Aim: Search the listing for "series" and copy every line where it appears.

── Listed records

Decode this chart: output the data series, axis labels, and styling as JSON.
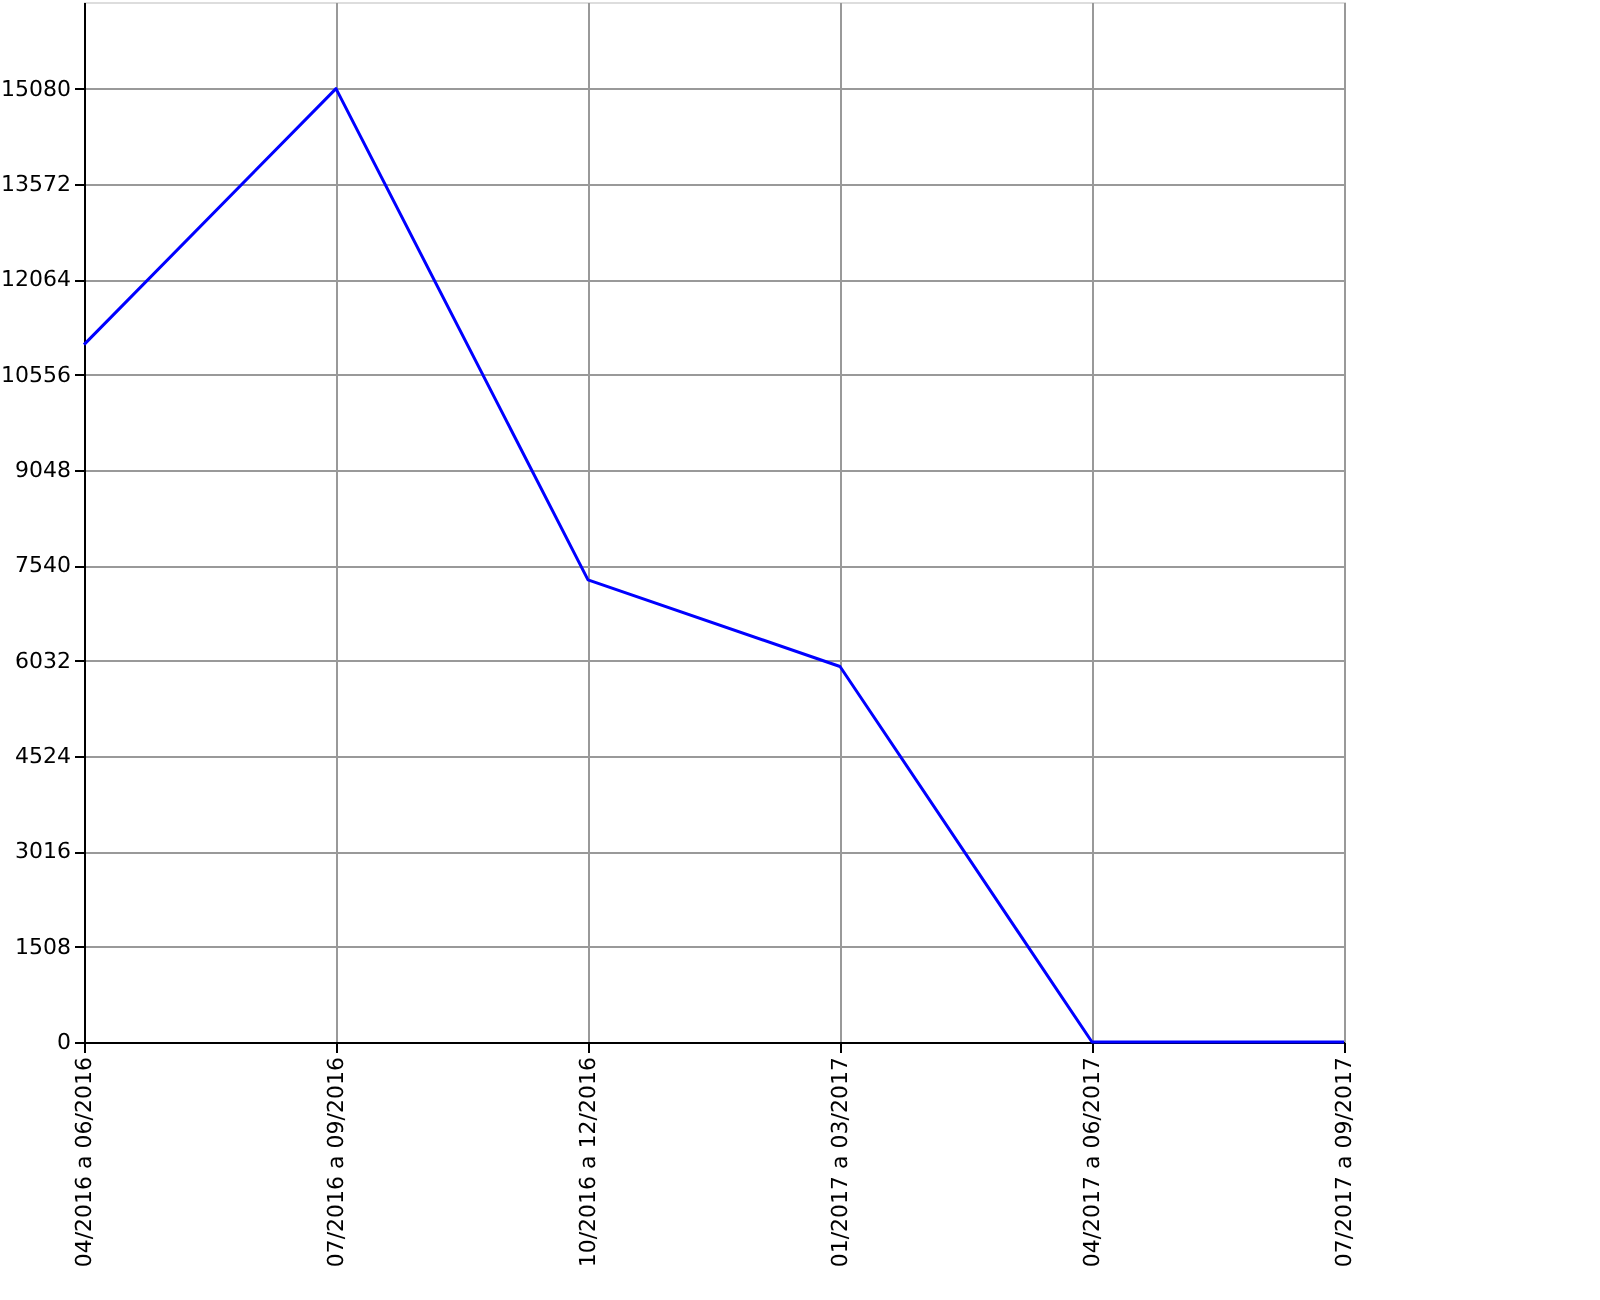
{
  "chart_data": {
    "type": "line",
    "categories": [
      "04/2016  a  06/2016",
      "07/2016  a  09/2016",
      "10/2016  a  12/2016",
      "01/2017  a  03/2017",
      "04/2017  a  06/2017",
      "07/2017  a  09/2017"
    ],
    "series": [
      {
        "color": "#0000ff",
        "values": [
          11030,
          15080,
          7310,
          5940,
          0,
          0
        ]
      }
    ],
    "ylim": [
      0,
      16450
    ],
    "yticks": [
      0,
      1508,
      3016,
      4524,
      6032,
      7540,
      9048,
      10556,
      12064,
      13572,
      15080
    ],
    "grid": true,
    "legend": false,
    "marker": "none",
    "line_style": "solid"
  }
}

────

Solved problem:
Decode this chart: output the data series, axis labels, and styling as JSON.
    "series": [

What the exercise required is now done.